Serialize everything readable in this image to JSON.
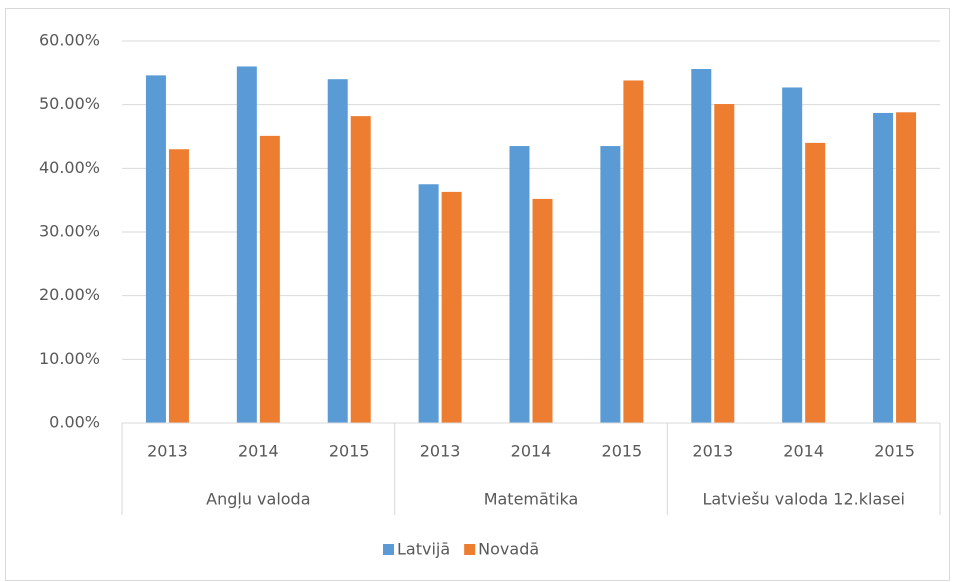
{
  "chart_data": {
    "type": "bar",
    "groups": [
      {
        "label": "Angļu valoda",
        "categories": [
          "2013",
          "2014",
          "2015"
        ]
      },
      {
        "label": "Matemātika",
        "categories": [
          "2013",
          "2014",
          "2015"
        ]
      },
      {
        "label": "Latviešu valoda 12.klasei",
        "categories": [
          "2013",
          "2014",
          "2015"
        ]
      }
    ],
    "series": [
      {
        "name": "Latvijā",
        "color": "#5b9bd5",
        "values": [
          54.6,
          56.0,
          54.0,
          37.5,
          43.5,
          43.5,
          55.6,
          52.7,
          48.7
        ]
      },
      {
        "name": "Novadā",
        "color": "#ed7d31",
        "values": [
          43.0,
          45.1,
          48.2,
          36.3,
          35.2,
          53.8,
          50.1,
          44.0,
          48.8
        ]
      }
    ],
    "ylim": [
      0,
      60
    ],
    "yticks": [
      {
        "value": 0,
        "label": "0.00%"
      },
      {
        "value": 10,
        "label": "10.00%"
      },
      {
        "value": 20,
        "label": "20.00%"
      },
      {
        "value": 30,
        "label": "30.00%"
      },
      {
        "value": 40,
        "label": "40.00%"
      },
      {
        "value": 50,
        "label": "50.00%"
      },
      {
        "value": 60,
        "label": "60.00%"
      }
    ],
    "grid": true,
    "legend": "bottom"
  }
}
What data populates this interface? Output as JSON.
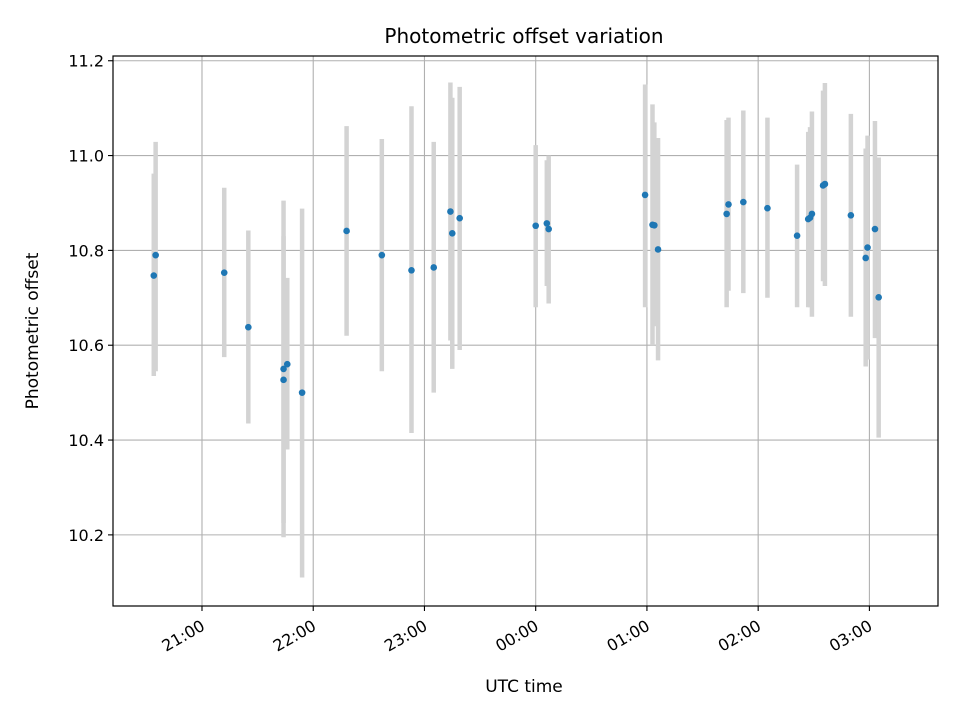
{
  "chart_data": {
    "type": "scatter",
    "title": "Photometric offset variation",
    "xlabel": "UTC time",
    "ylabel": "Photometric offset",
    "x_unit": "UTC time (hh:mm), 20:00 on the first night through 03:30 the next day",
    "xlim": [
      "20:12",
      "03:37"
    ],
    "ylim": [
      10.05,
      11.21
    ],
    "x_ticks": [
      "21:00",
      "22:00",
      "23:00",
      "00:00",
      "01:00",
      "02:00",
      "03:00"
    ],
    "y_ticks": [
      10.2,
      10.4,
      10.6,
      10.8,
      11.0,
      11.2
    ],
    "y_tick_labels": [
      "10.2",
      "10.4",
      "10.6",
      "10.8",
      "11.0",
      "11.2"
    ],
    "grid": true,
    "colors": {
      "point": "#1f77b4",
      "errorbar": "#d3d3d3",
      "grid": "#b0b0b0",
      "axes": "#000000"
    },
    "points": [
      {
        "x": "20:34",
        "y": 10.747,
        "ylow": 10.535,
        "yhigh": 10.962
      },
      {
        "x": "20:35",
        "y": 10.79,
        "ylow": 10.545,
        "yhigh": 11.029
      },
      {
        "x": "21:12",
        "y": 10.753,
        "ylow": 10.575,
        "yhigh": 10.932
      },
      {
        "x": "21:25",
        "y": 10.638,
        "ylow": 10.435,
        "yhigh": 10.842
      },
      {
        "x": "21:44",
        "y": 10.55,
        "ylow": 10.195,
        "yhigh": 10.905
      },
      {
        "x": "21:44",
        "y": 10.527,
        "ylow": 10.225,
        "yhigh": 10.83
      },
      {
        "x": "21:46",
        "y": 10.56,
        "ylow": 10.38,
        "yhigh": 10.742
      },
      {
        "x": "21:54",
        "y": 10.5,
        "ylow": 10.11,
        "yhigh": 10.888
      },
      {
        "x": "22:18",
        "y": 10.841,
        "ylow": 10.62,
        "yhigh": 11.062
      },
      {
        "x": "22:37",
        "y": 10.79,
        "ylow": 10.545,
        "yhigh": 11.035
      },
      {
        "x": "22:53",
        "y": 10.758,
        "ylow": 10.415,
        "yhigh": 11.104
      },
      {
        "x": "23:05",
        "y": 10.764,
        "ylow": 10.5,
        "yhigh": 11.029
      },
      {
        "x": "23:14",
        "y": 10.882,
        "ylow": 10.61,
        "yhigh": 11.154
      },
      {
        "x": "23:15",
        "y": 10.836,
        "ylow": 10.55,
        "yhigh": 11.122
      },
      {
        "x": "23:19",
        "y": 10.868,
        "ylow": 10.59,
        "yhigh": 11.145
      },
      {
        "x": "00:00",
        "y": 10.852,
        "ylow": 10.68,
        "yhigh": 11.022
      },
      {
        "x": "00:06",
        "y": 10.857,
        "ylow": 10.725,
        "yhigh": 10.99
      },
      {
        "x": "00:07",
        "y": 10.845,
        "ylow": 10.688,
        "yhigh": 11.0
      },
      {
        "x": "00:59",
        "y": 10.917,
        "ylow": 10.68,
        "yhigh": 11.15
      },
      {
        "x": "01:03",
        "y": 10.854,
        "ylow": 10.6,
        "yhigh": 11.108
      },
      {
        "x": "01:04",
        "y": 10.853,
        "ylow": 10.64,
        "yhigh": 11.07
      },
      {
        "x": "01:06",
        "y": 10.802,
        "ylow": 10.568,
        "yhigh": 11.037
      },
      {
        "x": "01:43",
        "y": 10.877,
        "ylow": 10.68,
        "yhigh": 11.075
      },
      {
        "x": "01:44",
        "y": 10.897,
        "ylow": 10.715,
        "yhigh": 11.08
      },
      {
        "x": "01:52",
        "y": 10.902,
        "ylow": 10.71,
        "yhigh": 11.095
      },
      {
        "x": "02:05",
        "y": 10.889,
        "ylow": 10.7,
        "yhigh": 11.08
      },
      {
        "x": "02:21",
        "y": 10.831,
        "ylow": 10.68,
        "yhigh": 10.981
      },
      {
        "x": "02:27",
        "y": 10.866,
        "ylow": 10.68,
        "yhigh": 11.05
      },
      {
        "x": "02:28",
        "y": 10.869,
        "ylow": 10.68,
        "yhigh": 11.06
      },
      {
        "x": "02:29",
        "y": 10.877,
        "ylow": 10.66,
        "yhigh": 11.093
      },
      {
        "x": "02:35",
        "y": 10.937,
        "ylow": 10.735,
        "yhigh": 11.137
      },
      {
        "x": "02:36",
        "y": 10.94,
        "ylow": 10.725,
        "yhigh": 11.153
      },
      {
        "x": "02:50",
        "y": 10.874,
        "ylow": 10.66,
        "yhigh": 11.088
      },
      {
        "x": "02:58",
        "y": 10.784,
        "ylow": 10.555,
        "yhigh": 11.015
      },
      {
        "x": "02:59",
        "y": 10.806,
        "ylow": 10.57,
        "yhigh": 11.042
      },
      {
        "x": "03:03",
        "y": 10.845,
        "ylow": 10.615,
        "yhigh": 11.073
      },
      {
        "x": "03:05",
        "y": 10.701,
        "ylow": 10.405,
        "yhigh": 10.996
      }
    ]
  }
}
------------
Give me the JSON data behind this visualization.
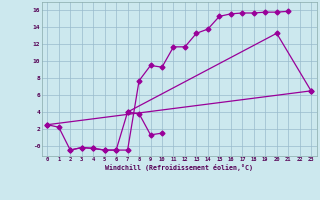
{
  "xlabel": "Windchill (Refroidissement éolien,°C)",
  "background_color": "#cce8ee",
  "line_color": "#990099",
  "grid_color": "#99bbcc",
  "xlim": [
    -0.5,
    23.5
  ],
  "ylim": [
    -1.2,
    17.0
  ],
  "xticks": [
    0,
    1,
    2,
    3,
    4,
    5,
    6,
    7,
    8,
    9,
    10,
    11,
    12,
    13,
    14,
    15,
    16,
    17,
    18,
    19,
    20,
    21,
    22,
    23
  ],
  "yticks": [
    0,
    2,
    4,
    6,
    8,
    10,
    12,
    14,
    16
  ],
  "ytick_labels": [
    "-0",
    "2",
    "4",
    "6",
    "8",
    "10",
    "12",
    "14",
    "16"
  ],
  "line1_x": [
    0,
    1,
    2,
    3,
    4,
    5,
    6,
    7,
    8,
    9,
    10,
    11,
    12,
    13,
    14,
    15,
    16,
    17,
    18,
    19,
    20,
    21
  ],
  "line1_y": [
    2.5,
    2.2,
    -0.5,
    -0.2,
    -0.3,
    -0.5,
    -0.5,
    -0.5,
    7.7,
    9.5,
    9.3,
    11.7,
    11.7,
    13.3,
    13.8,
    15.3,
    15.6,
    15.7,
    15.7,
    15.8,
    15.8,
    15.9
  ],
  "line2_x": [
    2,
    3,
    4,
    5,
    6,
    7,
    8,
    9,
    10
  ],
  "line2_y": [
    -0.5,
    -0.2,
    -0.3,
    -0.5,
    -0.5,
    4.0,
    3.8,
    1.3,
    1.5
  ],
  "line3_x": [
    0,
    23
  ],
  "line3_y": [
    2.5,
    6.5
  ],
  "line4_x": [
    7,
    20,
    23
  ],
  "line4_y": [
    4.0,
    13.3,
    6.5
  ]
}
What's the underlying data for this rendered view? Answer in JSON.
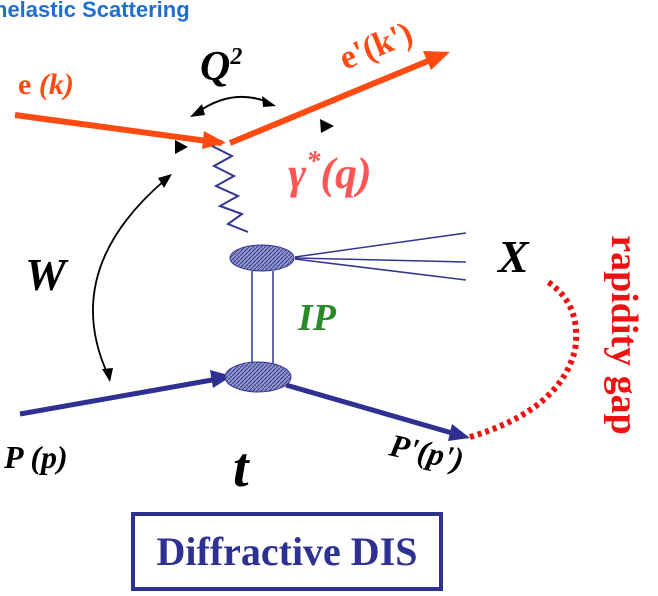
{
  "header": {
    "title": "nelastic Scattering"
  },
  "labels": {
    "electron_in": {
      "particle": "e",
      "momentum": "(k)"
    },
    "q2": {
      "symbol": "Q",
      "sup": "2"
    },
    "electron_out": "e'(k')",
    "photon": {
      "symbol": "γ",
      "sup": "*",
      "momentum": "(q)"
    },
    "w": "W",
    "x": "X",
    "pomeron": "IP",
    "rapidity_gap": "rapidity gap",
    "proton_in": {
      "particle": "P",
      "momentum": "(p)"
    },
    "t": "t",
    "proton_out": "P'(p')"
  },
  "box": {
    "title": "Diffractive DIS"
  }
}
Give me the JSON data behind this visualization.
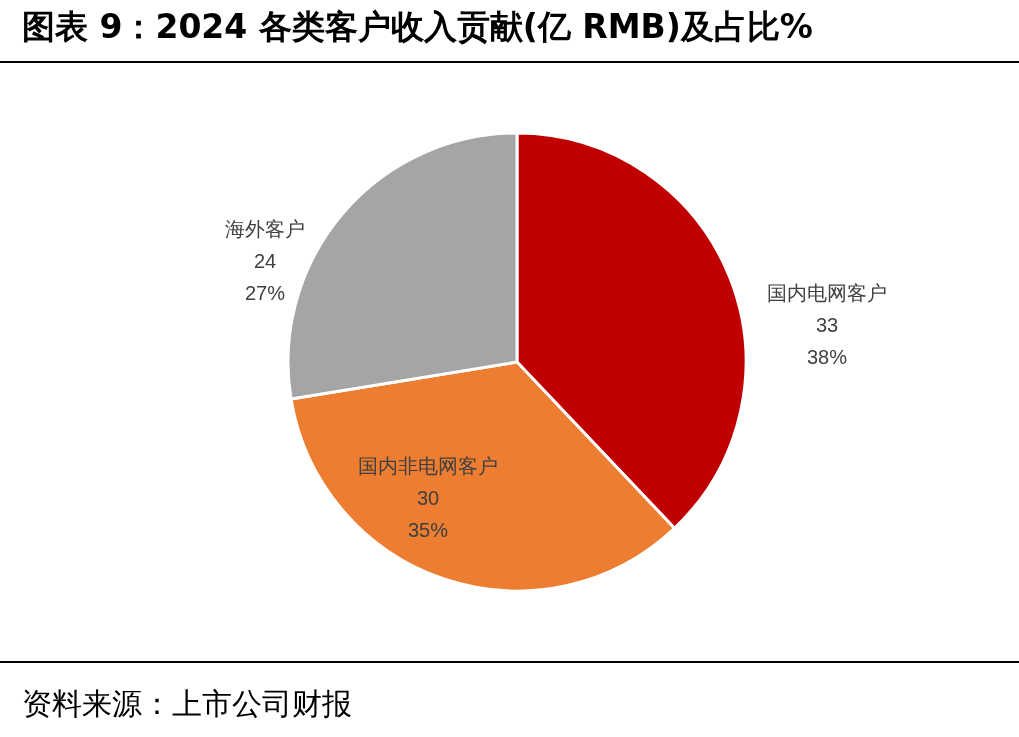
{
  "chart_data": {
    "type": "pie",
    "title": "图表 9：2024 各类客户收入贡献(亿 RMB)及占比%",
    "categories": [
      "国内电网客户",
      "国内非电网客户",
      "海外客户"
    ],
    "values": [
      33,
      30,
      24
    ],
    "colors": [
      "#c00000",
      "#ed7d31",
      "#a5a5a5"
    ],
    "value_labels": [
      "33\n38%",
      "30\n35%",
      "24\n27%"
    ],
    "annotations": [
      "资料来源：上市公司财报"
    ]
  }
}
------------
**INSTRUCTION**
Take every line from the data above that holds "offset" and copy it out.

**RESPONSE TO THE EXERCISE**
    "title": "Photometric offset variation",
    "ylabel": "Photometric offset",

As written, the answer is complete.